## Instructions for the task
Copy each line of the listing below exactly.

(Data entries for graphics)
■ ■ ■ ■ ■

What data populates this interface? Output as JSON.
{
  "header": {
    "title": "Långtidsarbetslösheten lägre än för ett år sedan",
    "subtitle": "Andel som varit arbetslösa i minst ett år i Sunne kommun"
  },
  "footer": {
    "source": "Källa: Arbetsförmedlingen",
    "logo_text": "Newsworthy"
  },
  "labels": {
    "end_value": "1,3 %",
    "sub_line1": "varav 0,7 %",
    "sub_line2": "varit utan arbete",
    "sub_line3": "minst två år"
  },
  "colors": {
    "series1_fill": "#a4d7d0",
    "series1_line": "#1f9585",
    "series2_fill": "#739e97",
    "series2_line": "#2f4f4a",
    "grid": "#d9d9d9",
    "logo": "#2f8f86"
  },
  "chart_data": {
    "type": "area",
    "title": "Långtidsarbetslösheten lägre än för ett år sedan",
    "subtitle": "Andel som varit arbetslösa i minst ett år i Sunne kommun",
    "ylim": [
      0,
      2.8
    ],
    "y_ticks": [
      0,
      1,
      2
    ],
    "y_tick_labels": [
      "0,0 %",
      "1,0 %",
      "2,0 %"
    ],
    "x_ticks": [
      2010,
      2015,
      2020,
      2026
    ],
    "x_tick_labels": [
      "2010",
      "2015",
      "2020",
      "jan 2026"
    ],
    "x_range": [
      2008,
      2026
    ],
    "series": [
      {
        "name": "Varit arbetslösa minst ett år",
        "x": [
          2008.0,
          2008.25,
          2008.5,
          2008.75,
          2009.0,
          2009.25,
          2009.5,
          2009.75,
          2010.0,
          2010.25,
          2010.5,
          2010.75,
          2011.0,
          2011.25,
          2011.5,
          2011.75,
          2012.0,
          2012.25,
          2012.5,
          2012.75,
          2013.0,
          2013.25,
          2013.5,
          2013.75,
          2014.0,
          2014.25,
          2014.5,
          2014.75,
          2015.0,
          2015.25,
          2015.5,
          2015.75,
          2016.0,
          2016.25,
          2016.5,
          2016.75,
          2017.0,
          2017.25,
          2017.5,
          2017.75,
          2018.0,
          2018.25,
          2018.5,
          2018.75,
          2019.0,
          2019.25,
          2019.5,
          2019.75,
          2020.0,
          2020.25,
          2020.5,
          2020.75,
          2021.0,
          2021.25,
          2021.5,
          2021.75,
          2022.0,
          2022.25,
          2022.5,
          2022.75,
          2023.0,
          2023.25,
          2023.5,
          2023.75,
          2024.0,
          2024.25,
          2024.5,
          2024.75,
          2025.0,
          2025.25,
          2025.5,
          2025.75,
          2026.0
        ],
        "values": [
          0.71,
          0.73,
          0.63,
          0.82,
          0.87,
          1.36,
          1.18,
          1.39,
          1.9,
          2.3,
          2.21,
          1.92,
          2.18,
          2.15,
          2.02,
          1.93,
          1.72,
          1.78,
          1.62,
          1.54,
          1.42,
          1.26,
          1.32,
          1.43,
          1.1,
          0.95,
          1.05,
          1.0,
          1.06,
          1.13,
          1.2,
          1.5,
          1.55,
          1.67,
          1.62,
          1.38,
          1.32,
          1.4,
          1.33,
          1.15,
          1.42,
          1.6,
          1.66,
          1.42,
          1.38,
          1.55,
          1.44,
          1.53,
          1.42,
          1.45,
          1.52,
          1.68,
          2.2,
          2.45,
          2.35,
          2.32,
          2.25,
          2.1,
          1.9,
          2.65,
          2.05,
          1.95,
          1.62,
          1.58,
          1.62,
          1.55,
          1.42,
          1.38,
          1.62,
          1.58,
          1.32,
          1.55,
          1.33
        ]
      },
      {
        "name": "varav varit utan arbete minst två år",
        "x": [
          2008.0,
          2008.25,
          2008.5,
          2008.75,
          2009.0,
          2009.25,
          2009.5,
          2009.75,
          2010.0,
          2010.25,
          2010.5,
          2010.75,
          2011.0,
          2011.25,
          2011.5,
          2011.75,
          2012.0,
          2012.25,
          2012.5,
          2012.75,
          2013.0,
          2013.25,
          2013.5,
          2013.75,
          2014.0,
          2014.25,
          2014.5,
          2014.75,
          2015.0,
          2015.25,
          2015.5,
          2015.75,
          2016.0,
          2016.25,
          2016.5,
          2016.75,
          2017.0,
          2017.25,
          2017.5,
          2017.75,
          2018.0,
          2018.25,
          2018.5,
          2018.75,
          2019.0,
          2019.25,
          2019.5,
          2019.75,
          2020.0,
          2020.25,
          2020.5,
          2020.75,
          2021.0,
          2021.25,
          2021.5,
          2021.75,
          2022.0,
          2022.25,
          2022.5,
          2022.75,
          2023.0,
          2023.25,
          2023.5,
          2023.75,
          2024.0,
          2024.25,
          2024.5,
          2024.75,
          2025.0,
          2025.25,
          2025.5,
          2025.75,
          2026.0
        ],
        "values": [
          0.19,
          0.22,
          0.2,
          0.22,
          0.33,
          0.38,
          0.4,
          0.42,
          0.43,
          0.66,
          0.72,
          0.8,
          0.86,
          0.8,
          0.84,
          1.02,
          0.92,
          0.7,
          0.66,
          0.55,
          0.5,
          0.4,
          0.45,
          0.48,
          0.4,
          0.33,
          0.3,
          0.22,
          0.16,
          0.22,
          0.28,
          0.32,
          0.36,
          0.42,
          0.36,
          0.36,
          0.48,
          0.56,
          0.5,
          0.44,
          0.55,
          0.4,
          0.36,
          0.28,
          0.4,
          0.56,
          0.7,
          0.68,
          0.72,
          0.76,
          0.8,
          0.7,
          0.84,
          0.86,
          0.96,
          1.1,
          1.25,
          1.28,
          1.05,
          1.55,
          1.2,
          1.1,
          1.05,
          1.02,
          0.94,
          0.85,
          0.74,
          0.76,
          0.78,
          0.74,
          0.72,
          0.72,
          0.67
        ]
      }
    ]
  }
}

■ ■ ■ ■ ■

## Output for this task
What data populates this interface? Output as JSON.
{
  "header": {
    "title": "Långtidsarbetslösheten lägre än för ett år sedan",
    "subtitle": "Andel som varit arbetslösa i minst ett år i Sunne kommun"
  },
  "footer": {
    "source": "Källa: Arbetsförmedlingen",
    "logo_text": "Newsworthy"
  },
  "labels": {
    "end_value": "1,3 %",
    "sub_line1": "varav 0,7 %",
    "sub_line2": "varit utan arbete",
    "sub_line3": "minst två år"
  },
  "colors": {
    "series1_fill": "#a4d7d0",
    "series1_line": "#1f9585",
    "series2_fill": "#739e97",
    "series2_line": "#2f4f4a",
    "grid": "#d9d9d9",
    "logo": "#2f8f86"
  },
  "chart_data": {
    "type": "area",
    "title": "Långtidsarbetslösheten lägre än för ett år sedan",
    "subtitle": "Andel som varit arbetslösa i minst ett år i Sunne kommun",
    "ylim": [
      0,
      2.8
    ],
    "y_ticks": [
      0,
      1,
      2
    ],
    "y_tick_labels": [
      "0,0 %",
      "1,0 %",
      "2,0 %"
    ],
    "x_ticks": [
      2010,
      2015,
      2020,
      2026
    ],
    "x_tick_labels": [
      "2010",
      "2015",
      "2020",
      "jan 2026"
    ],
    "x_range": [
      2008,
      2026
    ],
    "series": [
      {
        "name": "Varit arbetslösa minst ett år",
        "x": [
          2008.0,
          2008.25,
          2008.5,
          2008.75,
          2009.0,
          2009.25,
          2009.5,
          2009.75,
          2010.0,
          2010.25,
          2010.5,
          2010.75,
          2011.0,
          2011.25,
          2011.5,
          2011.75,
          2012.0,
          2012.25,
          2012.5,
          2012.75,
          2013.0,
          2013.25,
          2013.5,
          2013.75,
          2014.0,
          2014.25,
          2014.5,
          2014.75,
          2015.0,
          2015.25,
          2015.5,
          2015.75,
          2016.0,
          2016.25,
          2016.5,
          2016.75,
          2017.0,
          2017.25,
          2017.5,
          2017.75,
          2018.0,
          2018.25,
          2018.5,
          2018.75,
          2019.0,
          2019.25,
          2019.5,
          2019.75,
          2020.0,
          2020.25,
          2020.5,
          2020.75,
          2021.0,
          2021.25,
          2021.5,
          2021.75,
          2022.0,
          2022.25,
          2022.5,
          2022.75,
          2023.0,
          2023.25,
          2023.5,
          2023.75,
          2024.0,
          2024.25,
          2024.5,
          2024.75,
          2025.0,
          2025.25,
          2025.5,
          2025.75,
          2026.0
        ],
        "values": [
          0.71,
          0.73,
          0.63,
          0.82,
          0.87,
          1.36,
          1.18,
          1.39,
          1.9,
          2.3,
          2.21,
          1.92,
          2.18,
          2.15,
          2.02,
          1.93,
          1.72,
          1.78,
          1.62,
          1.54,
          1.42,
          1.26,
          1.32,
          1.43,
          1.1,
          0.95,
          1.05,
          1.0,
          1.06,
          1.13,
          1.2,
          1.5,
          1.55,
          1.67,
          1.62,
          1.38,
          1.32,
          1.4,
          1.33,
          1.15,
          1.42,
          1.6,
          1.66,
          1.42,
          1.38,
          1.55,
          1.44,
          1.53,
          1.42,
          1.45,
          1.52,
          1.68,
          2.2,
          2.45,
          2.35,
          2.32,
          2.25,
          2.1,
          1.9,
          2.65,
          2.05,
          1.95,
          1.62,
          1.58,
          1.62,
          1.55,
          1.42,
          1.38,
          1.62,
          1.58,
          1.32,
          1.55,
          1.33
        ]
      },
      {
        "name": "varav varit utan arbete minst två år",
        "x": [
          2008.0,
          2008.25,
          2008.5,
          2008.75,
          2009.0,
          2009.25,
          2009.5,
          2009.75,
          2010.0,
          2010.25,
          2010.5,
          2010.75,
          2011.0,
          2011.25,
          2011.5,
          2011.75,
          2012.0,
          2012.25,
          2012.5,
          2012.75,
          2013.0,
          2013.25,
          2013.5,
          2013.75,
          2014.0,
          2014.25,
          2014.5,
          2014.75,
          2015.0,
          2015.25,
          2015.5,
          2015.75,
          2016.0,
          2016.25,
          2016.5,
          2016.75,
          2017.0,
          2017.25,
          2017.5,
          2017.75,
          2018.0,
          2018.25,
          2018.5,
          2018.75,
          2019.0,
          2019.25,
          2019.5,
          2019.75,
          2020.0,
          2020.25,
          2020.5,
          2020.75,
          2021.0,
          2021.25,
          2021.5,
          2021.75,
          2022.0,
          2022.25,
          2022.5,
          2022.75,
          2023.0,
          2023.25,
          2023.5,
          2023.75,
          2024.0,
          2024.25,
          2024.5,
          2024.75,
          2025.0,
          2025.25,
          2025.5,
          2025.75,
          2026.0
        ],
        "values": [
          0.19,
          0.22,
          0.2,
          0.22,
          0.33,
          0.38,
          0.4,
          0.42,
          0.43,
          0.66,
          0.72,
          0.8,
          0.86,
          0.8,
          0.84,
          1.02,
          0.92,
          0.7,
          0.66,
          0.55,
          0.5,
          0.4,
          0.45,
          0.48,
          0.4,
          0.33,
          0.3,
          0.22,
          0.16,
          0.22,
          0.28,
          0.32,
          0.36,
          0.42,
          0.36,
          0.36,
          0.48,
          0.56,
          0.5,
          0.44,
          0.55,
          0.4,
          0.36,
          0.28,
          0.4,
          0.56,
          0.7,
          0.68,
          0.72,
          0.76,
          0.8,
          0.7,
          0.84,
          0.86,
          0.96,
          1.1,
          1.25,
          1.28,
          1.05,
          1.55,
          1.2,
          1.1,
          1.05,
          1.02,
          0.94,
          0.85,
          0.74,
          0.76,
          0.78,
          0.74,
          0.72,
          0.72,
          0.67
        ]
      }
    ]
  }
}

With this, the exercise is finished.